(Dataset rows)
+++

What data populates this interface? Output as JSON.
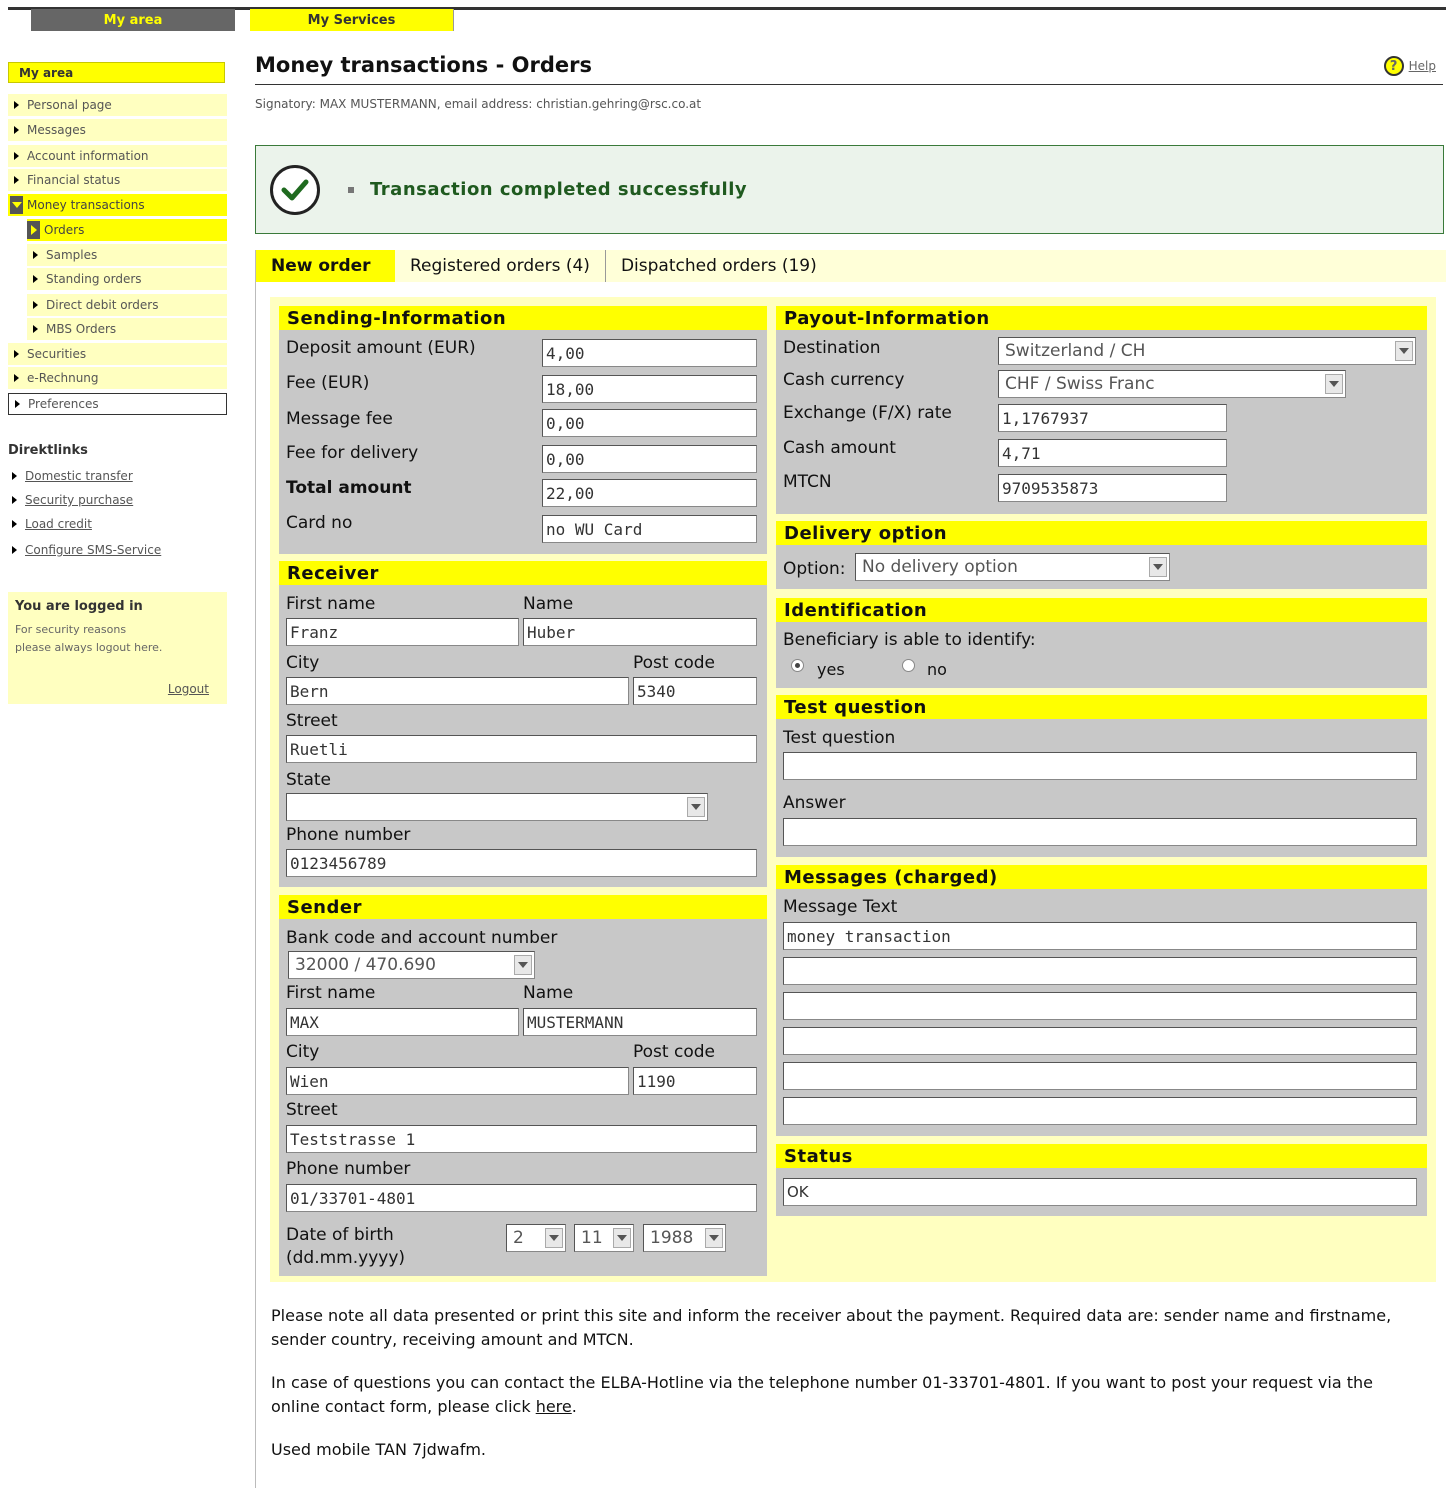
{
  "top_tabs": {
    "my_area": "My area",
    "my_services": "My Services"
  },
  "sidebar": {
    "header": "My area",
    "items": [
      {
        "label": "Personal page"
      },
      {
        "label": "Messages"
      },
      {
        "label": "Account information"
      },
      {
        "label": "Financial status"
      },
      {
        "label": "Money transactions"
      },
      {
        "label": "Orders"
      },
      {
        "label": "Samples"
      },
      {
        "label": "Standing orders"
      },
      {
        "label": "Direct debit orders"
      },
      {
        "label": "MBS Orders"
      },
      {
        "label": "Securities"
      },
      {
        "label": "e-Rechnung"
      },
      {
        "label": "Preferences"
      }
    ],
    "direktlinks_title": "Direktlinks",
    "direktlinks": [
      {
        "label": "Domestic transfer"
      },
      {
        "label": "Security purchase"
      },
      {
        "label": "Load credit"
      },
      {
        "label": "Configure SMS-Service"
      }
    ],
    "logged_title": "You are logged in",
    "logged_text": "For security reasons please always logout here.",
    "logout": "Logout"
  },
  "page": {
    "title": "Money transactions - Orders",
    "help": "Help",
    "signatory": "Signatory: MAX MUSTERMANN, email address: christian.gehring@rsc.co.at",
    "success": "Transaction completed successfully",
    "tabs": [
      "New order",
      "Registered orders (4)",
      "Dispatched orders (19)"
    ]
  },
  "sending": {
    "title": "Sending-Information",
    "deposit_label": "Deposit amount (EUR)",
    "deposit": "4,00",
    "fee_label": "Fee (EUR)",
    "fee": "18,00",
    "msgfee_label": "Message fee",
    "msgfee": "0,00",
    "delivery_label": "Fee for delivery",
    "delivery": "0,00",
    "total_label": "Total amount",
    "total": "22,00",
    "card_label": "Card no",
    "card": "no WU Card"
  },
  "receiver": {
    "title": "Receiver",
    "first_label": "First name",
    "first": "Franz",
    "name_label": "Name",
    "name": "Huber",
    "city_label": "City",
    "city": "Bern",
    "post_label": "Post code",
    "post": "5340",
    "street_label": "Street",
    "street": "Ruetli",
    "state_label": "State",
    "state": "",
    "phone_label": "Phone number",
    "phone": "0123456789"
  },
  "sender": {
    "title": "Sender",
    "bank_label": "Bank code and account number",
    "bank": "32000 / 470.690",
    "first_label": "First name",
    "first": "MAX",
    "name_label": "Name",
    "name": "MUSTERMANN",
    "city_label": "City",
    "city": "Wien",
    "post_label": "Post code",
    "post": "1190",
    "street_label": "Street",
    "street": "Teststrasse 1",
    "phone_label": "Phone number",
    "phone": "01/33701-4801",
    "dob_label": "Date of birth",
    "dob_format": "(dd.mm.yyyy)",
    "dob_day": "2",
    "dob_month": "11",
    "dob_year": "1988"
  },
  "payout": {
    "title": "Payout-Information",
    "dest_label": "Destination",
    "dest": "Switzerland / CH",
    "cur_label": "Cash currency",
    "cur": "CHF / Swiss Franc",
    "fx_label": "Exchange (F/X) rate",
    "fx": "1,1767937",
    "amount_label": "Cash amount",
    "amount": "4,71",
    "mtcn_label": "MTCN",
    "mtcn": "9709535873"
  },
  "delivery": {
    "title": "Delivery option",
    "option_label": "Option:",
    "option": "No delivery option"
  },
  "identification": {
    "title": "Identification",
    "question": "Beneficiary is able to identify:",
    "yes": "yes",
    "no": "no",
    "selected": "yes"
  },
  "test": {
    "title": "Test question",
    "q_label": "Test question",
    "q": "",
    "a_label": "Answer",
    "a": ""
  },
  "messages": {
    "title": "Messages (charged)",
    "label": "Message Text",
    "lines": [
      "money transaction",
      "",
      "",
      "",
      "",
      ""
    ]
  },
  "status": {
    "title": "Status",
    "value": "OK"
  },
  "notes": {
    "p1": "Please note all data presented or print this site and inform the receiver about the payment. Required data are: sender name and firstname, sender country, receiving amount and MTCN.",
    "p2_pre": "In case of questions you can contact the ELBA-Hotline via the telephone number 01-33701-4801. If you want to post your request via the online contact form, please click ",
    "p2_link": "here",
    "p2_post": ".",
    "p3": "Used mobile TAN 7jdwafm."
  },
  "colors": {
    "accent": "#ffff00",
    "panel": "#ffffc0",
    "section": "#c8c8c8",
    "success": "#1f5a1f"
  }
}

+++

Output a faithful copy of the data, with each picture left out.

What data populates this interface? Output as JSON.
{
  "top_tabs": {
    "my_area": "My area",
    "my_services": "My Services"
  },
  "sidebar": {
    "header": "My area",
    "items": [
      {
        "label": "Personal page"
      },
      {
        "label": "Messages"
      },
      {
        "label": "Account information"
      },
      {
        "label": "Financial status"
      },
      {
        "label": "Money transactions"
      },
      {
        "label": "Orders"
      },
      {
        "label": "Samples"
      },
      {
        "label": "Standing orders"
      },
      {
        "label": "Direct debit orders"
      },
      {
        "label": "MBS Orders"
      },
      {
        "label": "Securities"
      },
      {
        "label": "e-Rechnung"
      },
      {
        "label": "Preferences"
      }
    ],
    "direktlinks_title": "Direktlinks",
    "direktlinks": [
      {
        "label": "Domestic transfer"
      },
      {
        "label": "Security purchase"
      },
      {
        "label": "Load credit"
      },
      {
        "label": "Configure SMS-Service"
      }
    ],
    "logged_title": "You are logged in",
    "logged_text": "For security reasons please always logout here.",
    "logout": "Logout"
  },
  "page": {
    "title": "Money transactions - Orders",
    "help": "Help",
    "signatory": "Signatory: MAX MUSTERMANN, email address: christian.gehring@rsc.co.at",
    "success": "Transaction completed successfully",
    "tabs": [
      "New order",
      "Registered orders (4)",
      "Dispatched orders (19)"
    ]
  },
  "sending": {
    "title": "Sending-Information",
    "deposit_label": "Deposit amount (EUR)",
    "deposit": "4,00",
    "fee_label": "Fee (EUR)",
    "fee": "18,00",
    "msgfee_label": "Message fee",
    "msgfee": "0,00",
    "delivery_label": "Fee for delivery",
    "delivery": "0,00",
    "total_label": "Total amount",
    "total": "22,00",
    "card_label": "Card no",
    "card": "no WU Card"
  },
  "receiver": {
    "title": "Receiver",
    "first_label": "First name",
    "first": "Franz",
    "name_label": "Name",
    "name": "Huber",
    "city_label": "City",
    "city": "Bern",
    "post_label": "Post code",
    "post": "5340",
    "street_label": "Street",
    "street": "Ruetli",
    "state_label": "State",
    "state": "",
    "phone_label": "Phone number",
    "phone": "0123456789"
  },
  "sender": {
    "title": "Sender",
    "bank_label": "Bank code and account number",
    "bank": "32000 / 470.690",
    "first_label": "First name",
    "first": "MAX",
    "name_label": "Name",
    "name": "MUSTERMANN",
    "city_label": "City",
    "city": "Wien",
    "post_label": "Post code",
    "post": "1190",
    "street_label": "Street",
    "street": "Teststrasse 1",
    "phone_label": "Phone number",
    "phone": "01/33701-4801",
    "dob_label": "Date of birth",
    "dob_format": "(dd.mm.yyyy)",
    "dob_day": "2",
    "dob_month": "11",
    "dob_year": "1988"
  },
  "payout": {
    "title": "Payout-Information",
    "dest_label": "Destination",
    "dest": "Switzerland / CH",
    "cur_label": "Cash currency",
    "cur": "CHF / Swiss Franc",
    "fx_label": "Exchange (F/X) rate",
    "fx": "1,1767937",
    "amount_label": "Cash amount",
    "amount": "4,71",
    "mtcn_label": "MTCN",
    "mtcn": "9709535873"
  },
  "delivery": {
    "title": "Delivery option",
    "option_label": "Option:",
    "option": "No delivery option"
  },
  "identification": {
    "title": "Identification",
    "question": "Beneficiary is able to identify:",
    "yes": "yes",
    "no": "no",
    "selected": "yes"
  },
  "test": {
    "title": "Test question",
    "q_label": "Test question",
    "q": "",
    "a_label": "Answer",
    "a": ""
  },
  "messages": {
    "title": "Messages (charged)",
    "label": "Message Text",
    "lines": [
      "money transaction",
      "",
      "",
      "",
      "",
      ""
    ]
  },
  "status": {
    "title": "Status",
    "value": "OK"
  },
  "notes": {
    "p1": "Please note all data presented or print this site and inform the receiver about the payment. Required data are: sender name and firstname, sender country, receiving amount and MTCN.",
    "p2_pre": "In case of questions you can contact the ELBA-Hotline via the telephone number 01-33701-4801. If you want to post your request via the online contact form, please click ",
    "p2_link": "here",
    "p2_post": ".",
    "p3": "Used mobile TAN 7jdwafm."
  },
  "colors": {
    "accent": "#ffff00",
    "panel": "#ffffc0",
    "section": "#c8c8c8",
    "success": "#1f5a1f"
  }
}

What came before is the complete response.